------ SUPPLIED ENTRIES

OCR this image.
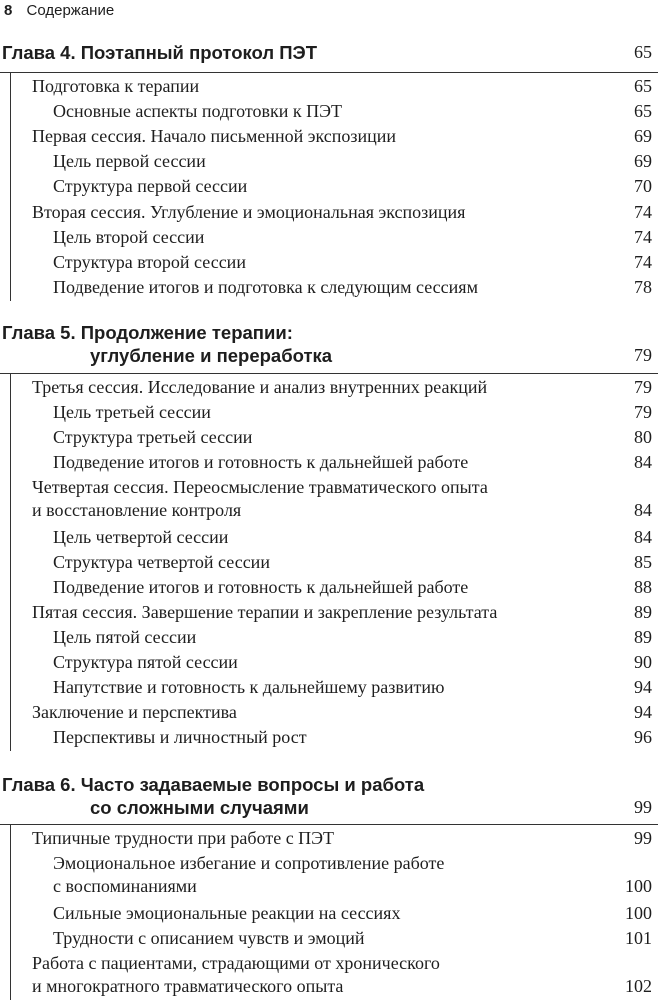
8 Содержание
Глава 4. Поэтапный протокол ПЭТ	65
Подготовка к терапии	65
Основные аспекты подготовки к ПЭТ	65
Первая сессия. Начало письменной экспозиции	69
Цель первой сессии	69
Структура первой сессии	70
Вторая сессия. Углубление и эмоциональная экспозиция	74
Цель второй сессии	74
Структура второй сессии	74
Подведение итогов и подготовка к следующим сессиям	78
Глава 5. Продолжение терапии:
углубление и переработка	79
Третья сессия. Исследование и анализ внутренних реакций	79
Цель третьей сессии	79
Структура третьей сессии	80
Подведение итогов и готовность к дальнейшей работе	84
Четвертая сессия. Переосмысление травматического опыта
и восстановление контроля	84
Цель четвертой сессии	84
Структура четвертой сессии	85
Подведение итогов и готовность к дальнейшей работе	88
Пятая сессия. Завершение терапии и закрепление результата	89
Цель пятой сессии	89
Структура пятой сессии	90
Напутствие и готовность к дальнейшему развитию	94
Заключение и перспектива	94
Перспективы и личностный рост	96
Глава 6. Часто задаваемые вопросы и работа
со сложными случаями	99
Типичные трудности при работе с ПЭТ	99
Эмоциональное избегание и сопротивление работе
с воспоминаниями	100
Сильные эмоциональные реакции на сессиях	100
Трудности с описанием чувств и эмоций	101
Работа с пациентами, страдающими от хронического
и многократного травматического опыта	102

------------

WHAT YOU WILL DO: Reproduce the material above verbatim; omit every picture.

FULL OUTPUT:
OCR this image.
8 Содержание
Глава 4. Поэтапный протокол ПЭТ	65
Подготовка к терапии	65
Основные аспекты подготовки к ПЭТ	65
Первая сессия. Начало письменной экспозиции	69
Цель первой сессии	69
Структура первой сессии	70
Вторая сессия. Углубление и эмоциональная экспозиция	74
Цель второй сессии	74
Структура второй сессии	74
Подведение итогов и подготовка к следующим сессиям	78
Глава 5. Продолжение терапии:
углубление и переработка	79
Третья сессия. Исследование и анализ внутренних реакций	79
Цель третьей сессии	79
Структура третьей сессии	80
Подведение итогов и готовность к дальнейшей работе	84
Четвертая сессия. Переосмысление травматического опыта
и восстановление контроля	84
Цель четвертой сессии	84
Структура четвертой сессии	85
Подведение итогов и готовность к дальнейшей работе	88
Пятая сессия. Завершение терапии и закрепление результата	89
Цель пятой сессии	89
Структура пятой сессии	90
Напутствие и готовность к дальнейшему развитию	94
Заключение и перспектива	94
Перспективы и личностный рост	96
Глава 6. Часто задаваемые вопросы и работа
со сложными случаями	99
Типичные трудности при работе с ПЭТ	99
Эмоциональное избегание и сопротивление работе
с воспоминаниями	100
Сильные эмоциональные реакции на сессиях	100
Трудности с описанием чувств и эмоций	101
Работа с пациентами, страдающими от хронического
и многократного травматического опыта	102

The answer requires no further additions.